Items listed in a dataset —
<<<<

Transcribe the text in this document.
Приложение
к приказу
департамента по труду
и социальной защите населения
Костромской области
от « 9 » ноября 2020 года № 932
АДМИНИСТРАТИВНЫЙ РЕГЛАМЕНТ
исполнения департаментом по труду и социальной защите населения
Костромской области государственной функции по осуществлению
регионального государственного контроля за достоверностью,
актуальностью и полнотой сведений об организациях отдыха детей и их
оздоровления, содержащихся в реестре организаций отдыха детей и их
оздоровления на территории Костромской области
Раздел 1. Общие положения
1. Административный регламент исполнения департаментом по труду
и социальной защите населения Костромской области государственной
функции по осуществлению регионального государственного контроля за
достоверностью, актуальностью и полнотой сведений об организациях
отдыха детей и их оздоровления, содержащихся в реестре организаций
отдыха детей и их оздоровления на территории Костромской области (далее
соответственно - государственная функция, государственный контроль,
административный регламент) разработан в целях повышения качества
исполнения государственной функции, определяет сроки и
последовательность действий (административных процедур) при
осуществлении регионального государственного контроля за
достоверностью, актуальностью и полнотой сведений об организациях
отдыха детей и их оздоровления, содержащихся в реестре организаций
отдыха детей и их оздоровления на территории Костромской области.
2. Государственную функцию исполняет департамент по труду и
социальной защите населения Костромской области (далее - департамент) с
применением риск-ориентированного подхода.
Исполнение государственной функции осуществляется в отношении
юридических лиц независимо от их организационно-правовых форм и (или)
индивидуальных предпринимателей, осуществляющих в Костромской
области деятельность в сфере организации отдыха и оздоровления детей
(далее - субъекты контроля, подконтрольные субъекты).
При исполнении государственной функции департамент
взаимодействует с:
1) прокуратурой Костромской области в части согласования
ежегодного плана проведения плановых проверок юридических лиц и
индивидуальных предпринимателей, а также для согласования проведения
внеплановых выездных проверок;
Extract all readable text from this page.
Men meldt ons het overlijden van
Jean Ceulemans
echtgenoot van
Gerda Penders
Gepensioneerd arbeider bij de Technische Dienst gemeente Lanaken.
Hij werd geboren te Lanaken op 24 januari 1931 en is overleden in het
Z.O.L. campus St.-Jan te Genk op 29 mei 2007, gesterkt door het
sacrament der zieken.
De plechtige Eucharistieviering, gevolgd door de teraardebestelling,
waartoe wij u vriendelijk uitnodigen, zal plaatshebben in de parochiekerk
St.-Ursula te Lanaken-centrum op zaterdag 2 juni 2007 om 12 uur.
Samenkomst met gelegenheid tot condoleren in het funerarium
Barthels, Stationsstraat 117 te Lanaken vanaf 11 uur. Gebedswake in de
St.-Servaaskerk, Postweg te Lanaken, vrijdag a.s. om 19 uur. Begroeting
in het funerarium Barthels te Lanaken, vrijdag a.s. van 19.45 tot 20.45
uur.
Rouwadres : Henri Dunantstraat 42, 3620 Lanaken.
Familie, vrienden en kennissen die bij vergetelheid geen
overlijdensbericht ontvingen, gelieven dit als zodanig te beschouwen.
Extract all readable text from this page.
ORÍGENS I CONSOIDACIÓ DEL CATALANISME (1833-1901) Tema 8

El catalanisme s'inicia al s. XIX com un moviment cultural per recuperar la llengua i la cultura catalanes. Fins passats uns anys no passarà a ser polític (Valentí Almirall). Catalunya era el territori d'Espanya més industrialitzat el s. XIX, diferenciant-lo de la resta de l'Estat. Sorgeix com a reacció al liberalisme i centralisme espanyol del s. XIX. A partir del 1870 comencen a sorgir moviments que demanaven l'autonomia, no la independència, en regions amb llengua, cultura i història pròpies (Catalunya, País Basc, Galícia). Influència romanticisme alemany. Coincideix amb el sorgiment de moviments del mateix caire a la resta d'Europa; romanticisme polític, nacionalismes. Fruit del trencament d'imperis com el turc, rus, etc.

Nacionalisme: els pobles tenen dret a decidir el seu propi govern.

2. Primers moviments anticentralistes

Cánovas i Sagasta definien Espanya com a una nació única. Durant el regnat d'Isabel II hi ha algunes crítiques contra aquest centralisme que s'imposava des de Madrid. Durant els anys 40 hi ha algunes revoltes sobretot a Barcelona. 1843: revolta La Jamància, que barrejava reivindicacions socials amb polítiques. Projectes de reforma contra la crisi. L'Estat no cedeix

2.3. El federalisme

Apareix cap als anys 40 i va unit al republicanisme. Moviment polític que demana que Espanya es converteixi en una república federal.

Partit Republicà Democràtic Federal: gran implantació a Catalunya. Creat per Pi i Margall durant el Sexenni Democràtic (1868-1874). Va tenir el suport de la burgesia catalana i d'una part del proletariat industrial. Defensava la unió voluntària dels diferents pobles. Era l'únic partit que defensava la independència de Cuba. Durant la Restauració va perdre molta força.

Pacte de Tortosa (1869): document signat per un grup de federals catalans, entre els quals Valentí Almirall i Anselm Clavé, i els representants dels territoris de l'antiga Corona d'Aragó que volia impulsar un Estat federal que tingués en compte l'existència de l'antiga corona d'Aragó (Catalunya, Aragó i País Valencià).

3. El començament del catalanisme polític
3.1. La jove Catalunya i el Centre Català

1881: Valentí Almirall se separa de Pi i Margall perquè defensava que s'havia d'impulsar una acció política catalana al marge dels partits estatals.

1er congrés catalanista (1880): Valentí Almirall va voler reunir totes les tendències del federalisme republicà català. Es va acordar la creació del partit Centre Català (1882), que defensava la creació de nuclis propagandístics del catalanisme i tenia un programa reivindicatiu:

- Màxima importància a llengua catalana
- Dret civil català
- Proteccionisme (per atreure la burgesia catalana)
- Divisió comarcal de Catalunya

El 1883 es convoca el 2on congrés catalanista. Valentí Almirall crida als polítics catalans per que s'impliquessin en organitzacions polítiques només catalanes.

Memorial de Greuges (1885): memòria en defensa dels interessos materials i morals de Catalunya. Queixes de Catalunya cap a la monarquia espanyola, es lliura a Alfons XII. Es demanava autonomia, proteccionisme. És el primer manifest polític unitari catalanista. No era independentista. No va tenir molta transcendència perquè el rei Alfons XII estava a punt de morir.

>>>>

Set task — Extract all of the data shown above without alteration.

Exercise solution —
Transcribe the text in this document.
Приложение
к приказу
департамента по труду
и социальной защите населения
Костромской области
от « 9 » ноября 2020 года № 932
АДМИНИСТРАТИВНЫЙ РЕГЛАМЕНТ
исполнения департаментом по труду и социальной защите населения
Костромской области государственной функции по осуществлению
регионального государственного контроля за достоверностью,
актуальностью и полнотой сведений об организациях отдыха детей и их
оздоровления, содержащихся в реестре организаций отдыха детей и их
оздоровления на территории Костромской области
Раздел 1. Общие положения
1. Административный регламент исполнения департаментом по труду
и социальной защите населения Костромской области государственной
функции по осуществлению регионального государственного контроля за
достоверностью, актуальностью и полнотой сведений об организациях
отдыха детей и их оздоровления, содержащихся в реестре организаций
отдыха детей и их оздоровления на территории Костромской области (далее
соответственно - государственная функция, государственный контроль,
административный регламент) разработан в целях повышения качества
исполнения государственной функции, определяет сроки и
последовательность действий (административных процедур) при
осуществлении регионального государственного контроля за
достоверностью, актуальностью и полнотой сведений об организациях
отдыха детей и их оздоровления, содержащихся в реестре организаций
отдыха детей и их оздоровления на территории Костромской области.
2. Государственную функцию исполняет департамент по труду и
социальной защите населения Костромской области (далее - департамент) с
применением риск-ориентированного подхода.
Исполнение государственной функции осуществляется в отношении
юридических лиц независимо от их организационно-правовых форм и (или)
индивидуальных предпринимателей, осуществляющих в Костромской
области деятельность в сфере организации отдыха и оздоровления детей
(далее - субъекты контроля, подконтрольные субъекты).
При исполнении государственной функции департамент
взаимодействует с:
1) прокуратурой Костромской области в части согласования
ежегодного плана проведения плановых проверок юридических лиц и
индивидуальных предпринимателей, а также для согласования проведения
внеплановых выездных проверок;
Extract all readable text from this page.
Men meldt ons het overlijden van
Jean Ceulemans
echtgenoot van
Gerda Penders
Gepensioneerd arbeider bij de Technische Dienst gemeente Lanaken.
Hij werd geboren te Lanaken op 24 januari 1931 en is overleden in het
Z.O.L. campus St.-Jan te Genk op 29 mei 2007, gesterkt door het
sacrament der zieken.
De plechtige Eucharistieviering, gevolgd door de teraardebestelling,
waartoe wij u vriendelijk uitnodigen, zal plaatshebben in de parochiekerk
St.-Ursula te Lanaken-centrum op zaterdag 2 juni 2007 om 12 uur.
Samenkomst met gelegenheid tot condoleren in het funerarium
Barthels, Stationsstraat 117 te Lanaken vanaf 11 uur. Gebedswake in de
St.-Servaaskerk, Postweg te Lanaken, vrijdag a.s. om 19 uur. Begroeting
in het funerarium Barthels te Lanaken, vrijdag a.s. van 19.45 tot 20.45
uur.
Rouwadres : Henri Dunantstraat 42, 3620 Lanaken.
Familie, vrienden en kennissen die bij vergetelheid geen
overlijdensbericht ontvingen, gelieven dit als zodanig te beschouwen.
Extract all readable text from this page.
ORÍGENS I CONSOIDACIÓ DEL CATALANISME (1833-1901) Tema 8

El catalanisme s'inicia al s. XIX com un moviment cultural per recuperar la llengua i la cultura catalanes. Fins passats uns anys no passarà a ser polític (Valentí Almirall). Catalunya era el territori d'Espanya més industrialitzat el s. XIX, diferenciant-lo de la resta de l'Estat. Sorgeix com a reacció al liberalisme i centralisme espanyol del s. XIX. A partir del 1870 comencen a sorgir moviments que demanaven l'autonomia, no la independència, en regions amb llengua, cultura i història pròpies (Catalunya, País Basc, Galícia). Influència romanticisme alemany. Coincideix amb el sorgiment de moviments del mateix caire a la resta d'Europa; romanticisme polític, nacionalismes. Fruit del trencament d'imperis com el turc, rus, etc.

Nacionalisme: els pobles tenen dret a decidir el seu propi govern.

2. Primers moviments anticentralistes

Cánovas i Sagasta definien Espanya com a una nació única. Durant el regnat d'Isabel II hi ha algunes crítiques contra aquest centralisme que s'imposava des de Madrid. Durant els anys 40 hi ha algunes revoltes sobretot a Barcelona. 1843: revolta La Jamància, que barrejava reivindicacions socials amb polítiques. Projectes de reforma contra la crisi. L'Estat no cedeix

2.3. El federalisme

Apareix cap als anys 40 i va unit al republicanisme. Moviment polític que demana que Espanya es converteixi en una república federal.

Partit Republicà Democràtic Federal: gran implantació a Catalunya. Creat per Pi i Margall durant el Sexenni Democràtic (1868-1874). Va tenir el suport de la burgesia catalana i d'una part del proletariat industrial. Defensava la unió voluntària dels diferents pobles. Era l'únic partit que defensava la independència de Cuba. Durant la Restauració va perdre molta força.

Pacte de Tortosa (1869): document signat per un grup de federals catalans, entre els quals Valentí Almirall i Anselm Clavé, i els representants dels territoris de l'antiga Corona d'Aragó que volia impulsar un Estat federal que tingués en compte l'existència de l'antiga corona d'Aragó (Catalunya, Aragó i País Valencià).

3. El començament del catalanisme polític
3.1. La jove Catalunya i el Centre Català

1881: Valentí Almirall se separa de Pi i Margall perquè defensava que s'havia d'impulsar una acció política catalana al marge dels partits estatals.

1er congrés catalanista (1880): Valentí Almirall va voler reunir totes les tendències del federalisme republicà català. Es va acordar la creació del partit Centre Català (1882), que defensava la creació de nuclis propagandístics del catalanisme i tenia un programa reivindicatiu:

- Màxima importància a llengua catalana
- Dret civil català
- Proteccionisme (per atreure la burgesia catalana)
- Divisió comarcal de Catalunya

El 1883 es convoca el 2on congrés catalanista. Valentí Almirall crida als polítics catalans per que s'impliquessin en organitzacions polítiques només catalanes.

Memorial de Greuges (1885): memòria en defensa dels interessos materials i morals de Catalunya. Queixes de Catalunya cap a la monarquia espanyola, es lliura a Alfons XII. Es demanava autonomia, proteccionisme. És el primer manifest polític unitari catalanista. No era independentista. No va tenir molta transcendència perquè el rei Alfons XII estava a punt de morir.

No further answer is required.